-- START MATERIAL SHOWN --
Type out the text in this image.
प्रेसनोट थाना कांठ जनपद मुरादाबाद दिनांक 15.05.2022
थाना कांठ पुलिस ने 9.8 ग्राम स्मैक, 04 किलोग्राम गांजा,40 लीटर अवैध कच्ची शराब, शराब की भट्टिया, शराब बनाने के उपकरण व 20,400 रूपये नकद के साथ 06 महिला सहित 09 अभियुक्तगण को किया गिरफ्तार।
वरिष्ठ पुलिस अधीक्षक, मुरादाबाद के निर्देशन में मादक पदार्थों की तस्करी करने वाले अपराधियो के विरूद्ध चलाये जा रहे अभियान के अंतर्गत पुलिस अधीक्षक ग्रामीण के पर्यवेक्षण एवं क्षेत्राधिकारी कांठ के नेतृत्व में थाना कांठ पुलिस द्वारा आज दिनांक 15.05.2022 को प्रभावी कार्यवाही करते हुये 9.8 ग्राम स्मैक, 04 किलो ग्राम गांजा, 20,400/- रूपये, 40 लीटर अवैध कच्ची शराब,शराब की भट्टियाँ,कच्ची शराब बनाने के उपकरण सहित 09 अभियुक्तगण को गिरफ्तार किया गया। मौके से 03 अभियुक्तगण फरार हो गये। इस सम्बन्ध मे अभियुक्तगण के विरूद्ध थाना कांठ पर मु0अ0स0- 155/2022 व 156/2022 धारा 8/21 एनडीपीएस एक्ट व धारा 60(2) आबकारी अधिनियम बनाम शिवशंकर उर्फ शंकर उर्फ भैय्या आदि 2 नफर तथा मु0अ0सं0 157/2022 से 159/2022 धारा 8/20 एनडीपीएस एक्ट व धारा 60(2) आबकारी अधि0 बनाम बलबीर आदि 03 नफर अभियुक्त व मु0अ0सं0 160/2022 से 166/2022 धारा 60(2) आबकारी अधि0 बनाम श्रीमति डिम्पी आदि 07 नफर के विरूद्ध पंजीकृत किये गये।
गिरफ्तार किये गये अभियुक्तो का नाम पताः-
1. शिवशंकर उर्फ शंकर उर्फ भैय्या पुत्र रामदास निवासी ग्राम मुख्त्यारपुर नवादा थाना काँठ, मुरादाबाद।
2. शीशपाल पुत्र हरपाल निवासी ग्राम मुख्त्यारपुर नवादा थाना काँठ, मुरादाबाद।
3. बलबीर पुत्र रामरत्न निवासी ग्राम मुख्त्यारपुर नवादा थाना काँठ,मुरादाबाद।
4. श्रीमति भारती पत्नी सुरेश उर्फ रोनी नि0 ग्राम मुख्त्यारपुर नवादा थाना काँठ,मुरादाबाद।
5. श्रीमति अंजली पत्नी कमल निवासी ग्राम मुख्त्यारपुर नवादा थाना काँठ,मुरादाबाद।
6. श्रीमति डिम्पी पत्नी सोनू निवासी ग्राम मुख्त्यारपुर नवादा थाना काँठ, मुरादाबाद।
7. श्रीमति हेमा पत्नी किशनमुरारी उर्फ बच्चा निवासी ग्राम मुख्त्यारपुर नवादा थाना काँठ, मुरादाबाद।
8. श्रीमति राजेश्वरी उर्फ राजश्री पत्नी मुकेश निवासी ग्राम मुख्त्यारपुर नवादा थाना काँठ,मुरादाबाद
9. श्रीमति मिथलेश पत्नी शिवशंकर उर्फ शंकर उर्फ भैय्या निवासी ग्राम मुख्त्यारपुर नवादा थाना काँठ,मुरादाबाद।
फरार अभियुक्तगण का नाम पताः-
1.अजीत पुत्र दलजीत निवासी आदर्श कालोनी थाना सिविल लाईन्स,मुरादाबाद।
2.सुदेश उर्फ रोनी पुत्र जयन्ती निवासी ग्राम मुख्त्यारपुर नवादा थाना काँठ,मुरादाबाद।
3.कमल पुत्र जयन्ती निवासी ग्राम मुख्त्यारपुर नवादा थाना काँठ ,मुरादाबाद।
-- END MATERIAL SHOWN --
Scan the material above. Copy each line where "उपकरण" occurs.

● **REPLY**
थाना कांठ पुलिस ने 9.8 ग्राम स्मैक, 04 किलोग्राम गांजा,40 लीटर अवैध कच्ची शराब, शराब की भट्टिया, शराब बनाने के उपकरण व 20,400 रूपये नकद के साथ 06 महिला सहित 09 अभियुक्तगण को किया गिरफ्तार।
वरिष्ठ पुलिस अधीक्षक, मुरादाबाद के निर्देशन में मादक पदार्थों की तस्करी करने वाले अपराधियो के विरूद्ध चलाये जा रहे अभियान के अंतर्गत पुलिस अधीक्षक ग्रामीण के पर्यवेक्षण एवं क्षेत्राधिकारी कांठ के नेतृत्व में थाना कांठ पुलिस द्वारा आज दिनांक 15.05.2022 को प्रभावी कार्यवाही करते हुये 9.8 ग्राम स्मैक, 04 किलो ग्राम गांजा, 20,400/- रूपये, 40 लीटर अवैध कच्ची शराब,शराब की भट्टियाँ,कच्ची शराब बनाने के उपकरण सहित 09 अभियुक्तगण को गिरफ्तार किया गया। मौके से 03 अभियुक्तगण फरार हो गये। इस सम्बन्ध मे अभियुक्तगण के विरूद्ध थाना कांठ पर मु0अ0स0- 155/2022 व 156/2022 धारा 8/21 एनडीपीएस एक्ट व धारा 60(2) आबकारी अधिनियम बनाम शिवशंकर उर्फ शंकर उर्फ भैय्या आदि 2 नफर तथा मु0अ0सं0 157/2022 से 159/2022 धारा 8/20 एनडीपीएस एक्ट व धारा 60(2) आबकारी अधि0 बनाम बलबीर आदि 03 नफर अभियुक्त व मु0अ0सं0 160/2022 से 166/2022 धारा 60(2) आबकारी अधि0 बनाम श्रीमति डिम्पी आदि 07 नफर के विरूद्ध पंजीकृत किये गये।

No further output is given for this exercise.